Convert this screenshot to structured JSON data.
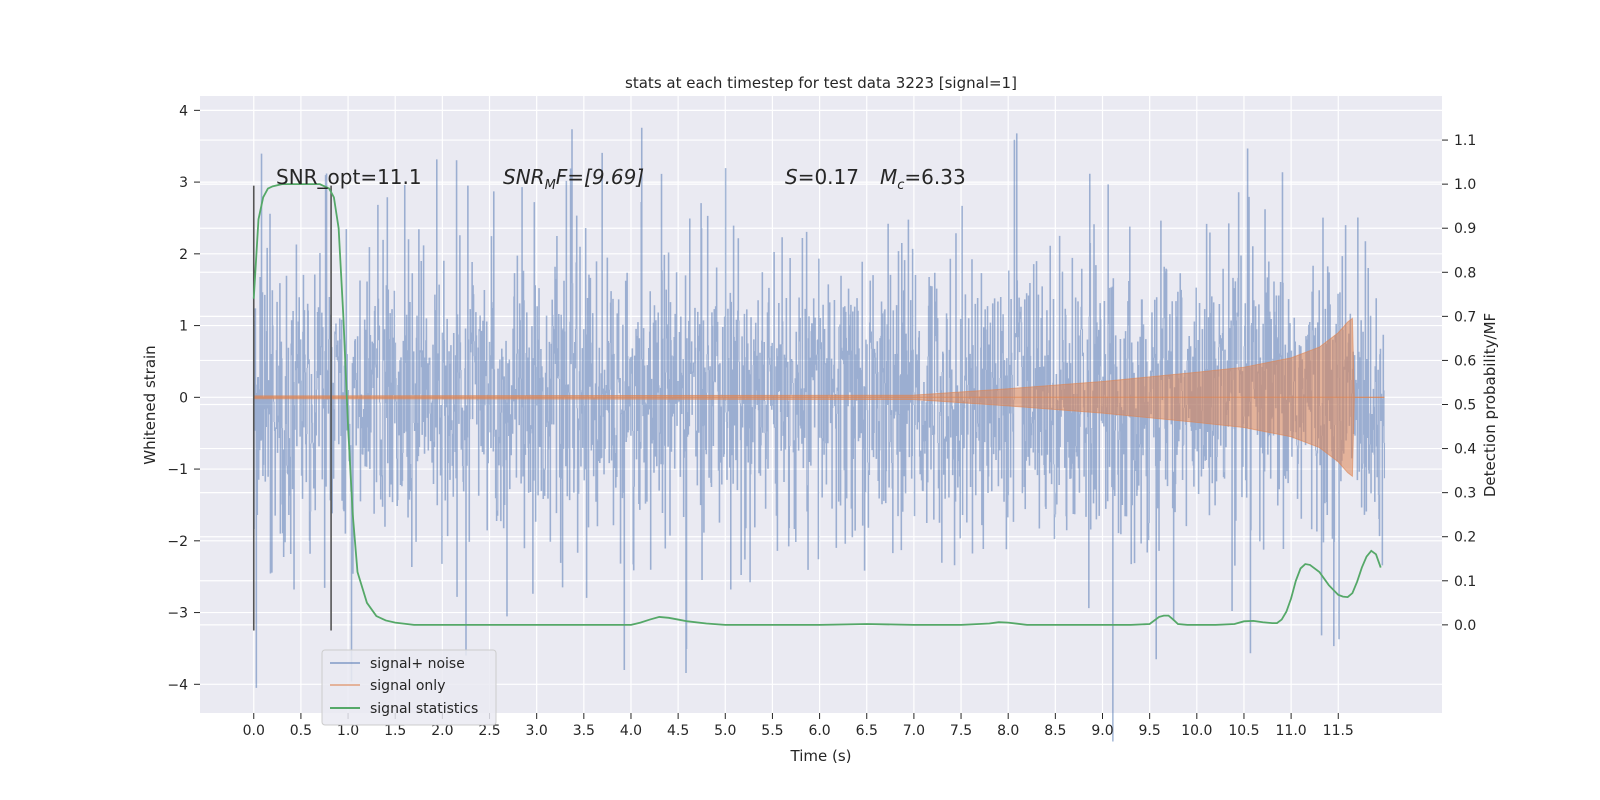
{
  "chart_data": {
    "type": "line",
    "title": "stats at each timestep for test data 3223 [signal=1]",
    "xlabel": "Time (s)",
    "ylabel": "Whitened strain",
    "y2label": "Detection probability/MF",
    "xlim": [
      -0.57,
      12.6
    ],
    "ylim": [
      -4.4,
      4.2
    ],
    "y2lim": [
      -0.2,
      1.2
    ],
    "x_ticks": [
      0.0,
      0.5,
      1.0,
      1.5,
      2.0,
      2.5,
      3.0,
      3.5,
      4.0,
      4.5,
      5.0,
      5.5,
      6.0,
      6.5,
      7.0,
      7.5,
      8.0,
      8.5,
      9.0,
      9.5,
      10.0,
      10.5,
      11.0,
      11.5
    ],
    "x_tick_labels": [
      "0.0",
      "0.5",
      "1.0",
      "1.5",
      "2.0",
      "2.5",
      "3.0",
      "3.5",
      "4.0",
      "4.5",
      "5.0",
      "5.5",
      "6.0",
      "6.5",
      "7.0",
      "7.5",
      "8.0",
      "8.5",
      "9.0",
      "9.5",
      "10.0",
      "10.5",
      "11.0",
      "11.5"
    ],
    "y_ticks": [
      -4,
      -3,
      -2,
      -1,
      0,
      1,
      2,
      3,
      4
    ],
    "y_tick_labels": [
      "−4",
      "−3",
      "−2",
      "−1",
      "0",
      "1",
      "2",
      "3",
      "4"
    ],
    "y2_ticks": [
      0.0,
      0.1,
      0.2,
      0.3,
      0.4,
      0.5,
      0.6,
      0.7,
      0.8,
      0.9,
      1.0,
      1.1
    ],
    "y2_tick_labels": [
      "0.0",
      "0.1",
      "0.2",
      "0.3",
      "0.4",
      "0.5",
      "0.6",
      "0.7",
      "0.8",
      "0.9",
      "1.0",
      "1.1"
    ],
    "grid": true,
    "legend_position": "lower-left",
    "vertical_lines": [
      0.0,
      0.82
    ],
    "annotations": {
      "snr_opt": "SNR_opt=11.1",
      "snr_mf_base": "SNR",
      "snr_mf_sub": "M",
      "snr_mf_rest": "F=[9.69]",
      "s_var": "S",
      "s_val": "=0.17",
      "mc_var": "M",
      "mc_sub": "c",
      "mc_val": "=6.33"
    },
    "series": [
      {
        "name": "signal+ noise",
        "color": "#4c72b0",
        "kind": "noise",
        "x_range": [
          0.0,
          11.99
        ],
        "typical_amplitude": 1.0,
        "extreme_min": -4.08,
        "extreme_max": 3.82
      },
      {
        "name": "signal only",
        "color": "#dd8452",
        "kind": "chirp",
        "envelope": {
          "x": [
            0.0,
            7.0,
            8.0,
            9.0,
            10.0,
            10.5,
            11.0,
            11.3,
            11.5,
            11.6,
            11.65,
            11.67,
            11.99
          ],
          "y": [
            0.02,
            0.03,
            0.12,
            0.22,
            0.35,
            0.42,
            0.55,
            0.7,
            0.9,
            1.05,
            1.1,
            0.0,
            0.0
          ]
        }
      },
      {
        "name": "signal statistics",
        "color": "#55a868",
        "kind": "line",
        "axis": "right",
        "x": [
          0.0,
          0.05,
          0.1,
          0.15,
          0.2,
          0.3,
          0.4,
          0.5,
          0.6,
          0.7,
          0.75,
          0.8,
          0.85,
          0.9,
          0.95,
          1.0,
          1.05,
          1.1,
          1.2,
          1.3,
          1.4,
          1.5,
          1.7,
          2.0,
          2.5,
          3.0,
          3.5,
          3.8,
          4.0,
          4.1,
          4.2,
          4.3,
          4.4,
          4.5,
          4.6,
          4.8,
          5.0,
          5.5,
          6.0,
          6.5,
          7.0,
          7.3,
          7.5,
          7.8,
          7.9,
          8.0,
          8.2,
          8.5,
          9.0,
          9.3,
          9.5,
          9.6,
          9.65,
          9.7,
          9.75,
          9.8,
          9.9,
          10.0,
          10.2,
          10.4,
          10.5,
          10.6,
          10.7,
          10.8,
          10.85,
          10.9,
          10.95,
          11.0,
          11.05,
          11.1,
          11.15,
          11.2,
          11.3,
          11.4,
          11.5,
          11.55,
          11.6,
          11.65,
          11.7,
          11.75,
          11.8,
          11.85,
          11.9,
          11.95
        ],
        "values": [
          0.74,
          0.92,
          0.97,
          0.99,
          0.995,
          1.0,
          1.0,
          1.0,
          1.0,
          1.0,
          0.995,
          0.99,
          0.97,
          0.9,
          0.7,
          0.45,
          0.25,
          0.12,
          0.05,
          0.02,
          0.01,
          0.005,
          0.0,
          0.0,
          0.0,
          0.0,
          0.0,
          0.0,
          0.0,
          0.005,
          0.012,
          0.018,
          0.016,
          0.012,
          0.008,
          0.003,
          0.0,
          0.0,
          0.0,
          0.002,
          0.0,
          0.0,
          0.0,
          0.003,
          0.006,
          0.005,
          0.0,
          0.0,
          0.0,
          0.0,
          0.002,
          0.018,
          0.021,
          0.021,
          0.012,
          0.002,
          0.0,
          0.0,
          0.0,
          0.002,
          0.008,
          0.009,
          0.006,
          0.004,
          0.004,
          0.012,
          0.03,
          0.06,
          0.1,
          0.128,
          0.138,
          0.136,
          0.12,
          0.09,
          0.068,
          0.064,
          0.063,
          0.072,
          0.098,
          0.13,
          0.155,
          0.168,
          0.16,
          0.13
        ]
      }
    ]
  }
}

__Written problem__. Copy the entries above faithfully and omit every image.

__Expected answer__.
Convert this screenshot to structured JSON data.
{
  "chart_data": {
    "type": "line",
    "title": "stats at each timestep for test data 3223 [signal=1]",
    "xlabel": "Time (s)",
    "ylabel": "Whitened strain",
    "y2label": "Detection probability/MF",
    "xlim": [
      -0.57,
      12.6
    ],
    "ylim": [
      -4.4,
      4.2
    ],
    "y2lim": [
      -0.2,
      1.2
    ],
    "x_ticks": [
      0.0,
      0.5,
      1.0,
      1.5,
      2.0,
      2.5,
      3.0,
      3.5,
      4.0,
      4.5,
      5.0,
      5.5,
      6.0,
      6.5,
      7.0,
      7.5,
      8.0,
      8.5,
      9.0,
      9.5,
      10.0,
      10.5,
      11.0,
      11.5
    ],
    "x_tick_labels": [
      "0.0",
      "0.5",
      "1.0",
      "1.5",
      "2.0",
      "2.5",
      "3.0",
      "3.5",
      "4.0",
      "4.5",
      "5.0",
      "5.5",
      "6.0",
      "6.5",
      "7.0",
      "7.5",
      "8.0",
      "8.5",
      "9.0",
      "9.5",
      "10.0",
      "10.5",
      "11.0",
      "11.5"
    ],
    "y_ticks": [
      -4,
      -3,
      -2,
      -1,
      0,
      1,
      2,
      3,
      4
    ],
    "y_tick_labels": [
      "−4",
      "−3",
      "−2",
      "−1",
      "0",
      "1",
      "2",
      "3",
      "4"
    ],
    "y2_ticks": [
      0.0,
      0.1,
      0.2,
      0.3,
      0.4,
      0.5,
      0.6,
      0.7,
      0.8,
      0.9,
      1.0,
      1.1
    ],
    "y2_tick_labels": [
      "0.0",
      "0.1",
      "0.2",
      "0.3",
      "0.4",
      "0.5",
      "0.6",
      "0.7",
      "0.8",
      "0.9",
      "1.0",
      "1.1"
    ],
    "grid": true,
    "legend_position": "lower-left",
    "vertical_lines": [
      0.0,
      0.82
    ],
    "annotations": {
      "snr_opt": "SNR_opt=11.1",
      "snr_mf_base": "SNR",
      "snr_mf_sub": "M",
      "snr_mf_rest": "F=[9.69]",
      "s_var": "S",
      "s_val": "=0.17",
      "mc_var": "M",
      "mc_sub": "c",
      "mc_val": "=6.33"
    },
    "series": [
      {
        "name": "signal+ noise",
        "color": "#4c72b0",
        "kind": "noise",
        "x_range": [
          0.0,
          11.99
        ],
        "typical_amplitude": 1.0,
        "extreme_min": -4.08,
        "extreme_max": 3.82
      },
      {
        "name": "signal only",
        "color": "#dd8452",
        "kind": "chirp",
        "envelope": {
          "x": [
            0.0,
            7.0,
            8.0,
            9.0,
            10.0,
            10.5,
            11.0,
            11.3,
            11.5,
            11.6,
            11.65,
            11.67,
            11.99
          ],
          "y": [
            0.02,
            0.03,
            0.12,
            0.22,
            0.35,
            0.42,
            0.55,
            0.7,
            0.9,
            1.05,
            1.1,
            0.0,
            0.0
          ]
        }
      },
      {
        "name": "signal statistics",
        "color": "#55a868",
        "kind": "line",
        "axis": "right",
        "x": [
          0.0,
          0.05,
          0.1,
          0.15,
          0.2,
          0.3,
          0.4,
          0.5,
          0.6,
          0.7,
          0.75,
          0.8,
          0.85,
          0.9,
          0.95,
          1.0,
          1.05,
          1.1,
          1.2,
          1.3,
          1.4,
          1.5,
          1.7,
          2.0,
          2.5,
          3.0,
          3.5,
          3.8,
          4.0,
          4.1,
          4.2,
          4.3,
          4.4,
          4.5,
          4.6,
          4.8,
          5.0,
          5.5,
          6.0,
          6.5,
          7.0,
          7.3,
          7.5,
          7.8,
          7.9,
          8.0,
          8.2,
          8.5,
          9.0,
          9.3,
          9.5,
          9.6,
          9.65,
          9.7,
          9.75,
          9.8,
          9.9,
          10.0,
          10.2,
          10.4,
          10.5,
          10.6,
          10.7,
          10.8,
          10.85,
          10.9,
          10.95,
          11.0,
          11.05,
          11.1,
          11.15,
          11.2,
          11.3,
          11.4,
          11.5,
          11.55,
          11.6,
          11.65,
          11.7,
          11.75,
          11.8,
          11.85,
          11.9,
          11.95
        ],
        "values": [
          0.74,
          0.92,
          0.97,
          0.99,
          0.995,
          1.0,
          1.0,
          1.0,
          1.0,
          1.0,
          0.995,
          0.99,
          0.97,
          0.9,
          0.7,
          0.45,
          0.25,
          0.12,
          0.05,
          0.02,
          0.01,
          0.005,
          0.0,
          0.0,
          0.0,
          0.0,
          0.0,
          0.0,
          0.0,
          0.005,
          0.012,
          0.018,
          0.016,
          0.012,
          0.008,
          0.003,
          0.0,
          0.0,
          0.0,
          0.002,
          0.0,
          0.0,
          0.0,
          0.003,
          0.006,
          0.005,
          0.0,
          0.0,
          0.0,
          0.0,
          0.002,
          0.018,
          0.021,
          0.021,
          0.012,
          0.002,
          0.0,
          0.0,
          0.0,
          0.002,
          0.008,
          0.009,
          0.006,
          0.004,
          0.004,
          0.012,
          0.03,
          0.06,
          0.1,
          0.128,
          0.138,
          0.136,
          0.12,
          0.09,
          0.068,
          0.064,
          0.063,
          0.072,
          0.098,
          0.13,
          0.155,
          0.168,
          0.16,
          0.13
        ]
      }
    ]
  }
}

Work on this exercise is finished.